Please give the entries again in full and exactly, without any picture.
[start]
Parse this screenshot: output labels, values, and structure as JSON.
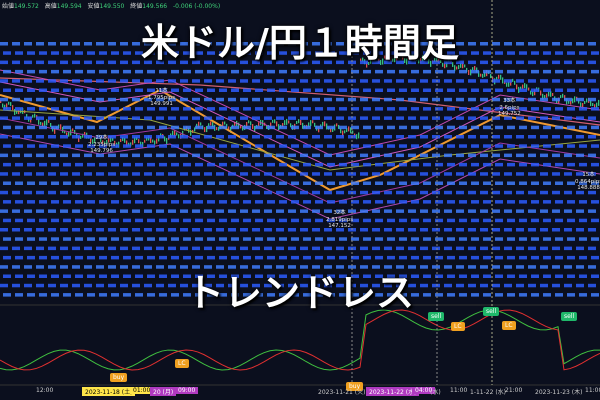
{
  "header": {
    "open_label": "始値",
    "open": "149.572",
    "high_label": "高値",
    "high": "149.594",
    "low_label": "安値",
    "low": "149.550",
    "close_label": "終値",
    "close": "149.566",
    "change": "-0.006 (-0.00%)"
  },
  "title": "米ドル/円１時間足",
  "subtitle": "トレンドレス",
  "annotations": [
    {
      "bars": "29本",
      "pips": "2.235pips",
      "price": "149.796"
    },
    {
      "bars": "11本",
      "pips": "1.795pips",
      "price": "149.991"
    },
    {
      "bars": "32本",
      "pips": "2.819pips",
      "price": "147.152"
    },
    {
      "bars": "33本",
      "pips": "2.6pips",
      "price": "149.752"
    },
    {
      "bars": "15本",
      "pips": "0.864pips",
      "price": "148.888"
    }
  ],
  "signals": [
    "buy",
    "LC",
    "buy",
    "sell",
    "LC",
    "sell",
    "LC",
    "sell"
  ],
  "time_labels": [
    "12:00",
    "2023-11-18 (土)",
    "01:00",
    "20 (月)",
    "09:00",
    "2023-11-21 (火)",
    "2023-11-22 (水)",
    "04:00",
    "(水)",
    "11:00",
    "1-11-22 (水)",
    "21:00",
    "2023-11-23 (木)",
    "11:00"
  ]
}
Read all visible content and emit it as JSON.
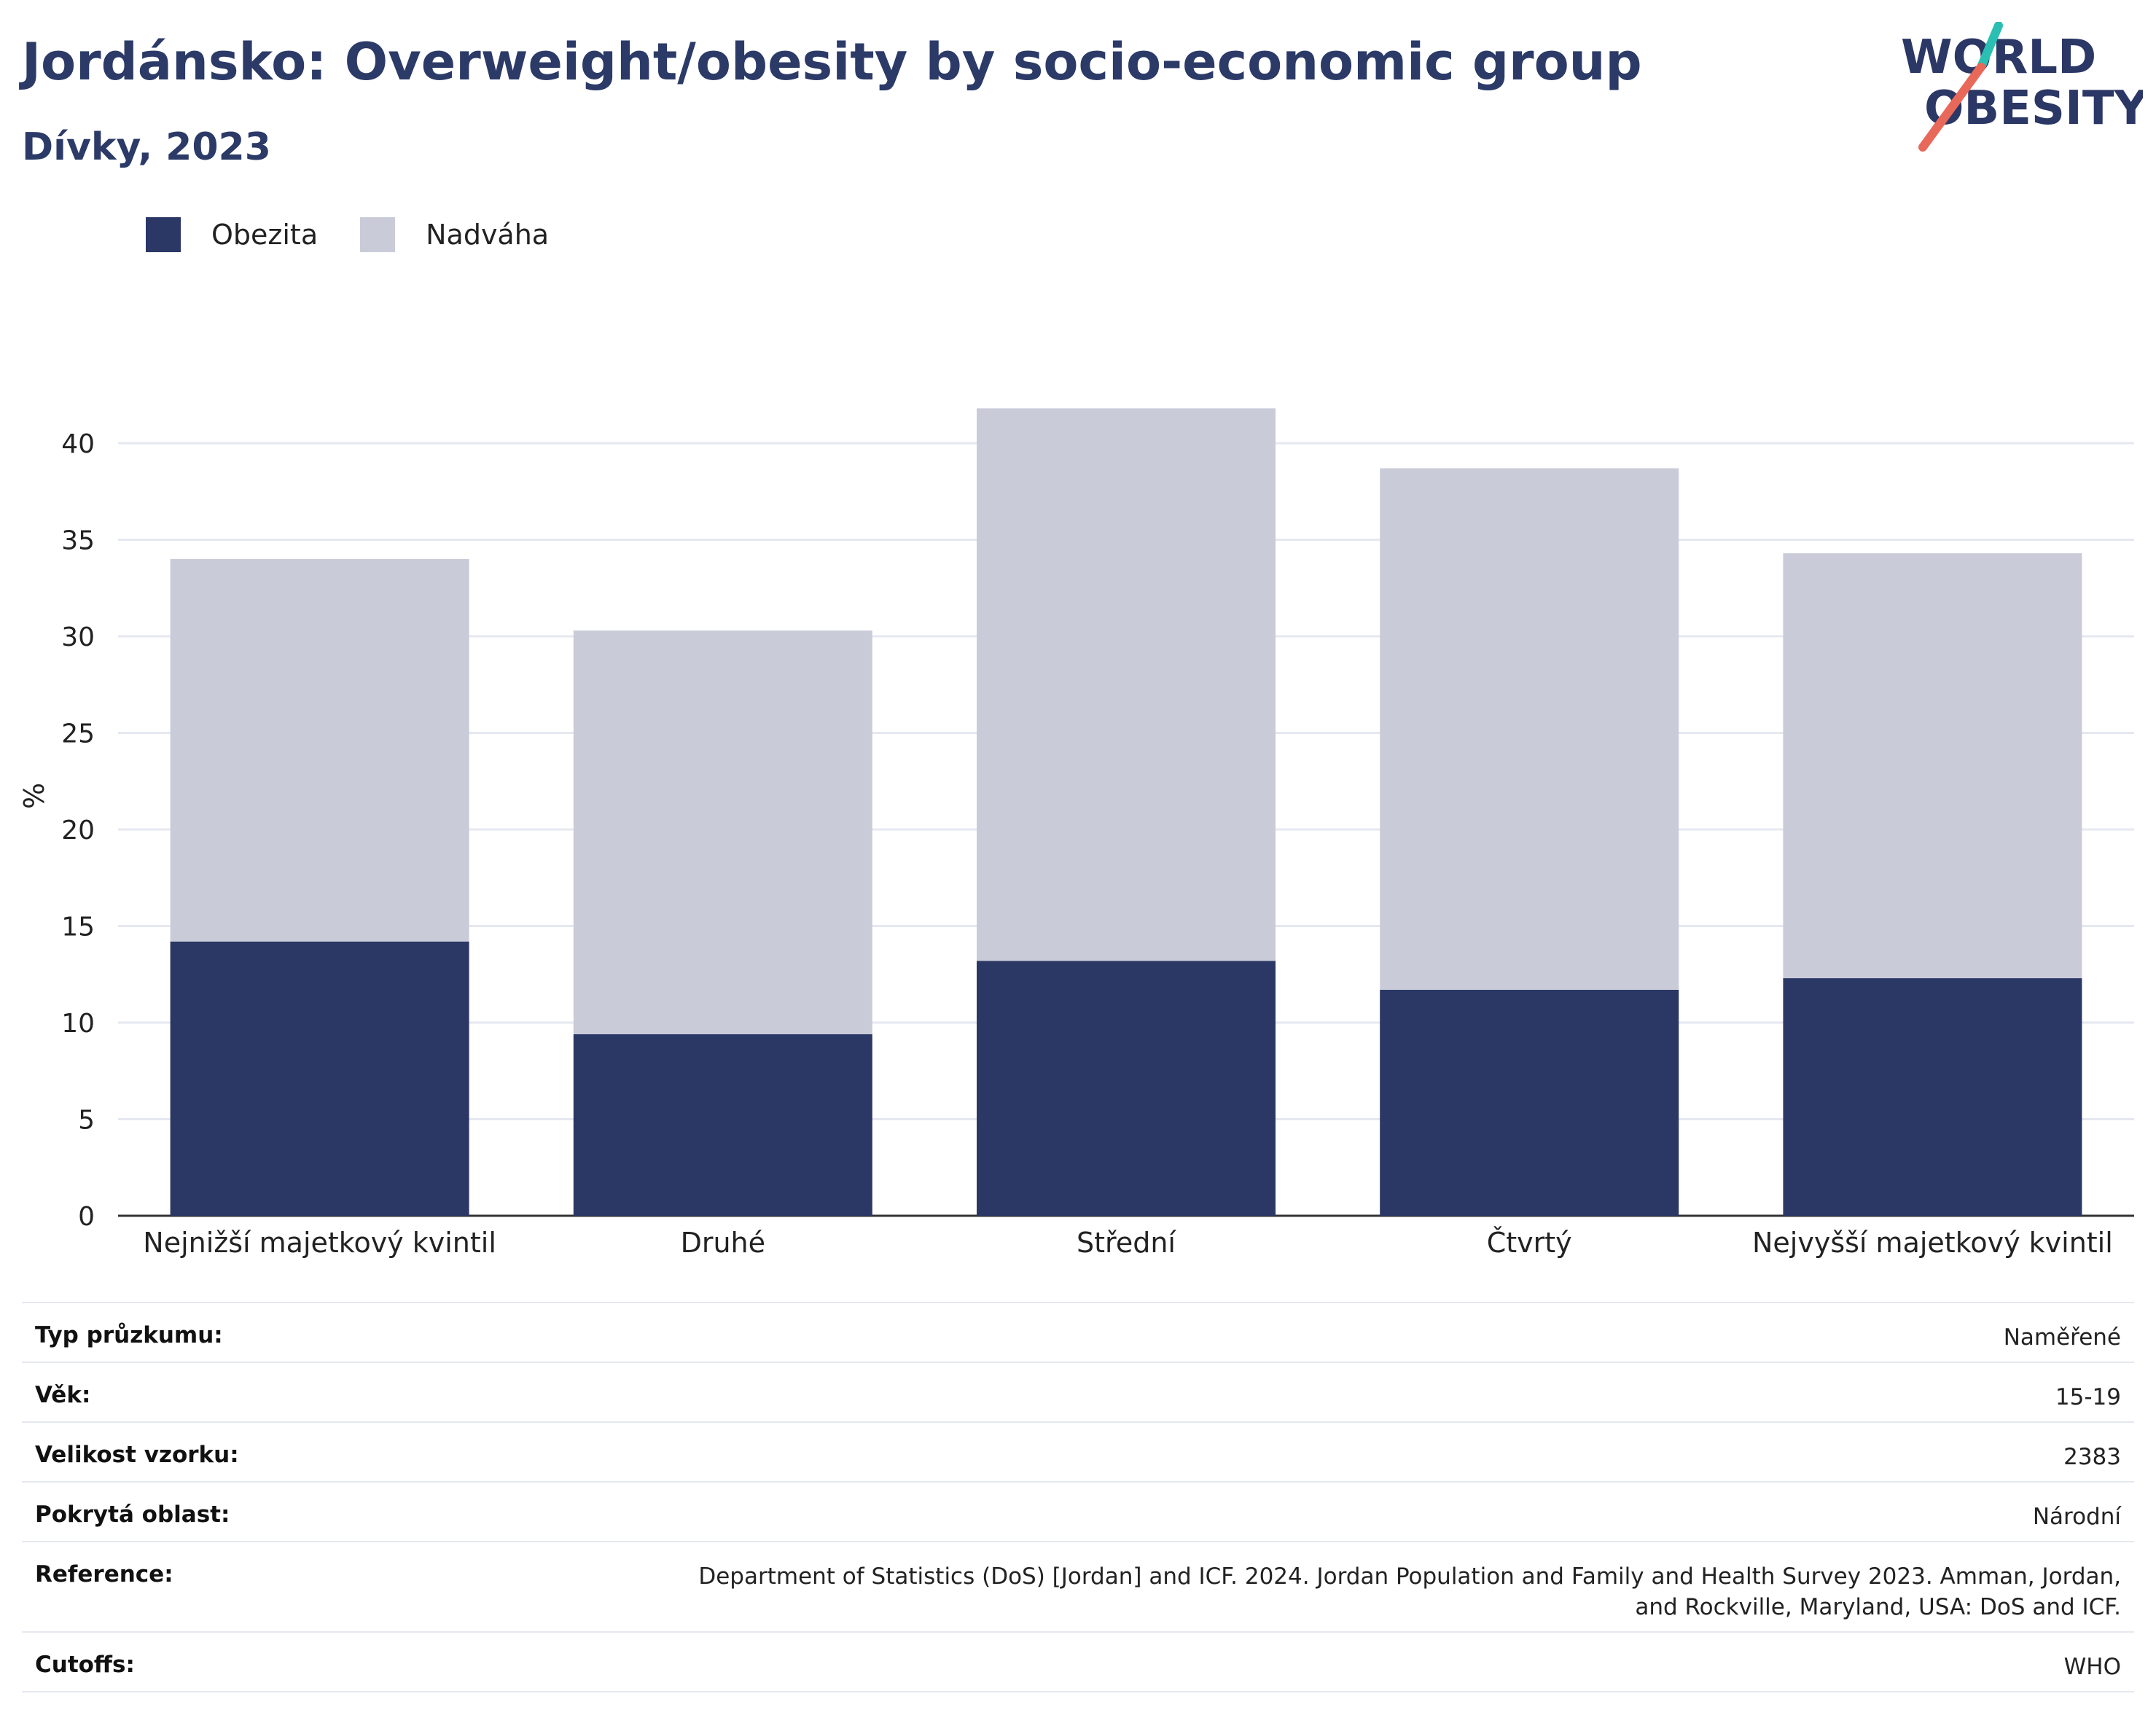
[end]
COMPLETED TASK —
Parse this screenshot: output labels, values, and structure as JSON.
{
  "header": {
    "open_label": "始値",
    "open": "149.572",
    "high_label": "高値",
    "high": "149.594",
    "low_label": "安値",
    "low": "149.550",
    "close_label": "終値",
    "close": "149.566",
    "change": "-0.006 (-0.00%)"
  },
  "title": "米ドル/円１時間足",
  "subtitle": "トレンドレス",
  "annotations": [
    {
      "bars": "29本",
      "pips": "2.235pips",
      "price": "149.796"
    },
    {
      "bars": "11本",
      "pips": "1.795pips",
      "price": "149.991"
    },
    {
      "bars": "32本",
      "pips": "2.819pips",
      "price": "147.152"
    },
    {
      "bars": "33本",
      "pips": "2.6pips",
      "price": "149.752"
    },
    {
      "bars": "15本",
      "pips": "0.864pips",
      "price": "148.888"
    }
  ],
  "signals": [
    "buy",
    "LC",
    "buy",
    "sell",
    "LC",
    "sell",
    "LC",
    "sell"
  ],
  "time_labels": [
    "12:00",
    "2023-11-18 (土)",
    "01:00",
    "20 (月)",
    "09:00",
    "2023-11-21 (火)",
    "2023-11-22 (水)",
    "04:00",
    "(水)",
    "11:00",
    "1-11-22 (水)",
    "21:00",
    "2023-11-23 (木)",
    "11:00"
  ]
}
Read all visible content and emit it as JSON.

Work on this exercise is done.